** AIM **
Go through the records and show each line where the word "GTGAGTG" occurs.

** Stored records **
#####
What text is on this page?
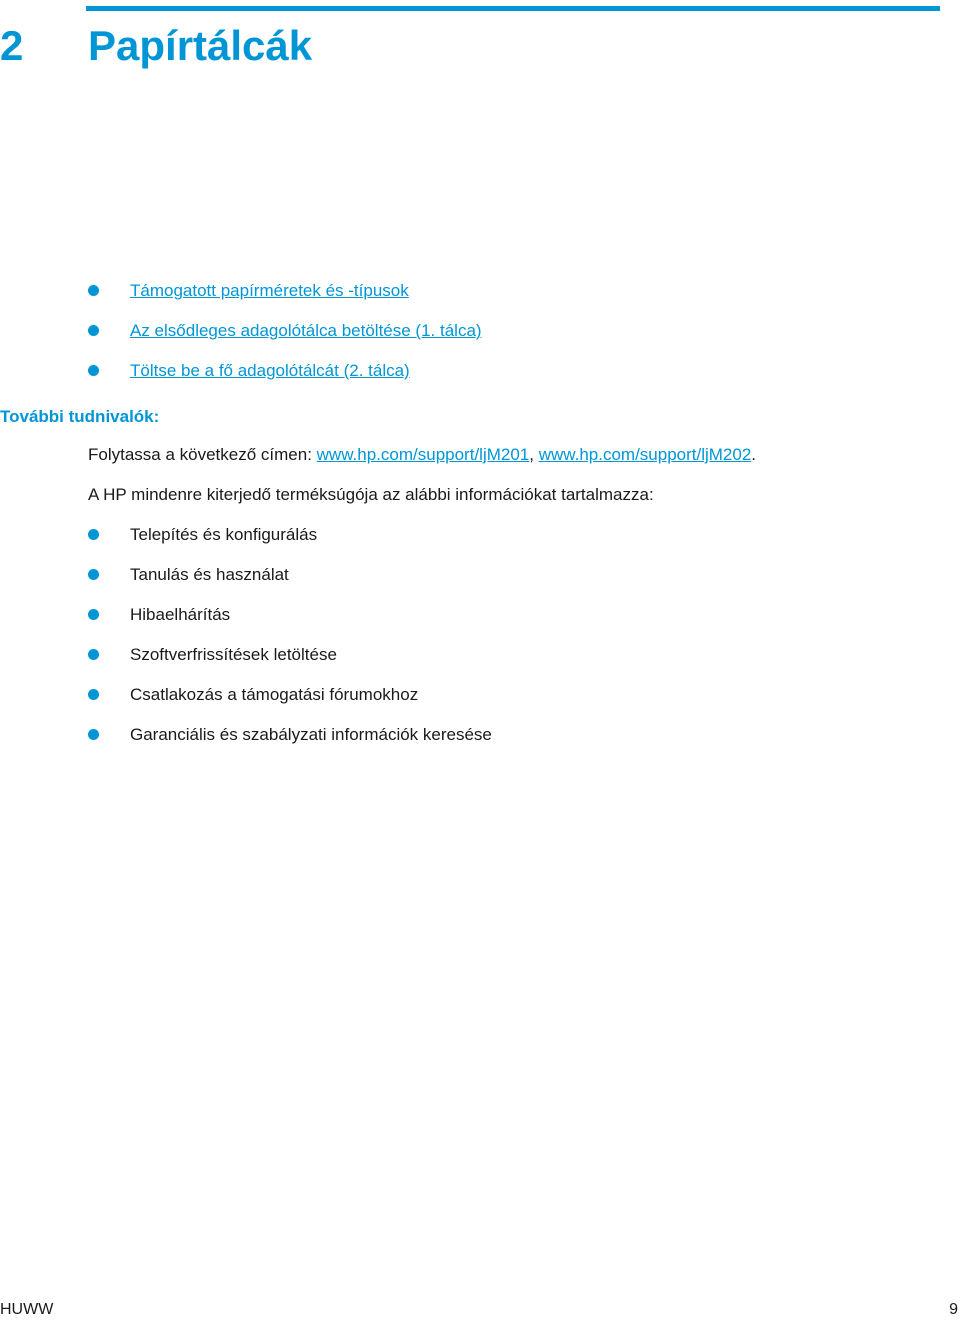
2 Papírtálcák
Támogatott papírméretek és -típusok
Az elsődleges adagolótálca betöltése (1. tálca)
Töltse be a fő adagolótálcát (2. tálca)
További tudnivalók:
Folytassa a következő címen: www.hp.com/support/ljM201, www.hp.com/support/ljM202.
A HP mindenre kiterjedő terméksúgója az alábbi információkat tartalmazza:
Telepítés és konfigurálás
Tanulás és használat
Hibaelhárítás
Szoftverfrissítések letöltése
Csatlakozás a támogatási fórumokhoz
Garanciális és szabályzati információk keresése
HUWW	9
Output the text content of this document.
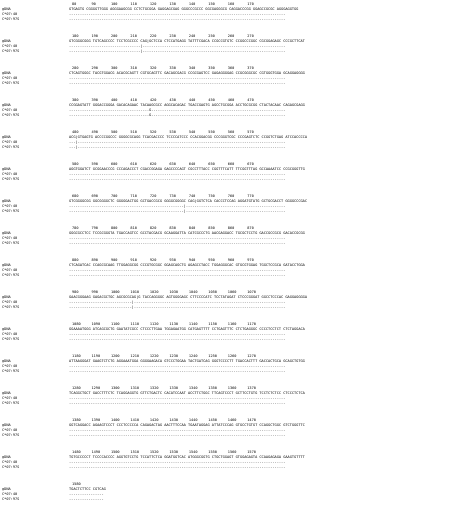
80       90       100      110      120      130      140      150      160      170
gDNA	GTGAGTG CGGGGTTGGG AGGGAAGCGG CCTCTGCGGA GAGGAGCGAG GGGCCCGCCC GGCGAGGGCG CAGGACCCGG GGAGCCGCGC AGGGAGGTGG
C*07:40	----------------------------------------------------------------------------------------------------
C*07:97S	----------------------------------------------------------------------------------------------------
180      190      200      210      220      230      240      250      260      270
gDNA	GTCGGGCGGG TGTCAGCCCC TCCTCGCCCC CAG|GCTCCA CTCCATGAGG TATTTCGACA CCGCCGTGTC CCGGCCCGGC CGCGGAGAGC CCCGCTTCAT
C*07:40	---------------------------------|------------------------------------------------------------------
C*07:97S	---------------------------------|------------------------------------------------------------------
280      290      300      310      320      330      340      350      360      370
gDNA	CTCAGTGGGC TACGTGGACG ACACGCAGTT CGTGCAGTTC GACAGCGACG CCGCGAGTCC GAGAGGGGAG CCGCGGGCGC CGTGGGTGGA GCAGGAGGGG
C*07:40	----------------------------------------------------------------------------------------------------
C*07:97S	----------------------------------------------------------------------------------------------------
380      390      400      410      420      430      440      450      460      470
gDNA	CCGGAGTATT GGGACCGGGA GACACAGAAC TACAAGCGCC AGGCACAGAC TGACCGAGTG AGCCTGCGGA ACCTGCGCGG CTACTACAAC CAGAGCGAGG
C*07:40	-------------------------------------G--------------------------------------------------------------
C*07:97S	-------------------------------------G--------------------------------------------------------------
480      490      500      510      520      530      540      550      560      570
gDNA	ACG|GTGAGTG ACCCCGGCCC GGGGCGCAGG TCACGACCCC TCCCCATCCC CCACGGACGG CCCGGGTCGC CCCGAGTCTC CCGGTCTGAG ATCCACCCCA
C*07:40	---|------------------------------------------------------------------------------------------------
C*07:97S	---|------------------------------------------------------------------------------------------------
580      590      600      610      620      630      640      650      660      670
gDNA	AGGTGGATCT GCGGAACCCG CCCAGACCCT CGACCGGAGA GAGCCCCAGT CGCCTTTACC CGGTTTCATT TTCGGTTTAG GCCAAAATCC CCGCGGGTTG
C*07:40	----------------------------------------------------------------------------------------------------
C*07:97S	----------------------------------------------------------------------------------------------------
680      690      700      710      720      730      740      750      760      770
gDNA	GTCGGGGCGG GGCGGGGCTC GGGGGACTGG GCTGACCGCG GGGGCGGGGC CAG|GGTCTCA CACCCTCCAG AGGATGTATG GCTGCGACCT GGGGCCCGAC
C*07:40	-----------------------------------------------------|----------------------------------------------
C*07:97S	-----------------------------------------------------|----------------------------------------------
780      790      800      810      820      830      840      850      860      870
gDNA	GGGCGCCTCC TCCGCGGGTA TGACCAGTCC GCCTACGACG GCAAGGATTA CATCGCCCTG AACGAGGACC TGCGCTCCTG GACCGCCGCG GACACCGCGG
C*07:40	----------------------------------------------------------------------------------------------------
C*07:97S	----------------------------------------------------------------------------------------------------
880      890      900      910      920      930      940      950      960      970
gDNA	CTCAGATCAC CCAGCGCAAG TTGGAGGCGG CCCGTGCGGC GGAGCAGCTG AGAGCCTACC TGGAGGGCAC GTGCGTGGAG TGGCTCCGCA GATACCTGGA
C*07:40	----------------------------------------------------------------------------------------------------
C*07:97S	----------------------------------------------------------------------------------------------------
980      990      1000     1010     1020     1030     1040     1050     1060     1070
gDNA	GAACGGGAAG GAGACGCTGC AGCGCGCAG|G TACCAGGGGC AGTGGGGAGC CTTCCCCATC TCCTATAGAT CTCCCGGGAT GGCCTCCCAC GAGGAGGGGA
C*07:40	-----------------------------|----------------------------------------------------------------------
C*07:97S	-----------------------------|----------------------------------------------------------------------
1080     1090     1100     1110     1120     1130     1140     1150     1160     1170
gDNA	GGAAAATGGG ATCAGCGCTG GAATATCGCC CTCCCTTGAA TGGAGAATGG CATGAGTTTT CCTGAGTTTC CTCTGAGGGC CCCCTCCTCT CTCTAGGACA
C*07:40	----------------------------------------------------------------------------------------------------
C*07:97S	----------------------------------------------------------------------------------------------------
1180     1190     1200     1210     1220     1230     1240     1250     1260     1270
gDNA	ATTAAGGGAT GAAGTCTCTG AGGAAATGGA GGGGAAGACA GTCCCTGGAA TACTGATCAG GGGTCCCCTT TGACCACTTT GACCACTGCA GCAGCTGTGG
C*07:40	----------------------------------------------------------------------------------------------------
C*07:97S	----------------------------------------------------------------------------------------------------
1280     1290     1300     1310     1320     1330     1340     1350     1360     1370
gDNA	TCAGGCTGCT GACCTTTCTC TCAGGAGGTG GTTCTGACTC CACATCCAAT ACCTTCTGGC TTCAGTCCCT GCTTCCTGTG TCCTCTCTCC CTCCCTCTCA
C*07:40	----------------------------------------------------------------------------------------------------
C*07:97S	----------------------------------------------------------------------------------------------------
1380     1390     1400     1410     1420     1430     1440     1450     1460     1470
gDNA	GGTCAGGACC AGAAGTCCCT CCCTCCCCCA CAGAGACTAG AACTTTCCAA TGAATAGGAG ATTATCCCAG GTGCCTGTGT CCAGGCTGGC GTCTGGGTTC
C*07:40	----------------------------------------------------------------------------------------------------
C*07:97S	----------------------------------------------------------------------------------------------------
1480     1490     1500     1510     1520     1530     1540     1550     1560     1570
gDNA	TGTGCCCCCT TCCCCACCCC AGGTGTCCTG TCCATTCTCA GGATGGTCAC ATGGGCGGTG CTGCTGGAGT GTGGAGAGTA CCAAGAGAGA GAAGTGTTTT
C*07:40	----------------------------------------------------------------------------------------------------
C*07:97S	----------------------------------------------------------------------------------------------------
1580
gDNA	TGACTCTTCC CGTCAG
C*07:40	----------------
C*07:97S	----------------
#####
** FULL RESPONSE **
gDNA	GTGAGTG CGGGGTTGGG AGGGAAGCGG CCTCTGCGGA GAGGAGCGAG GGGCCCGCCC GGCGAGGGCG CAGGACCCGG GGAGCCGCGC AGGGAGGTGG
gDNA	ACG|GTGAGTG ACCCCGGCCC GGGGCGCAGG TCACGACCCC TCCCCATCCC CCACGGACGG CCCGGGTCGC CCCGAGTCTC CCGGTCTGAG ATCCACCCCA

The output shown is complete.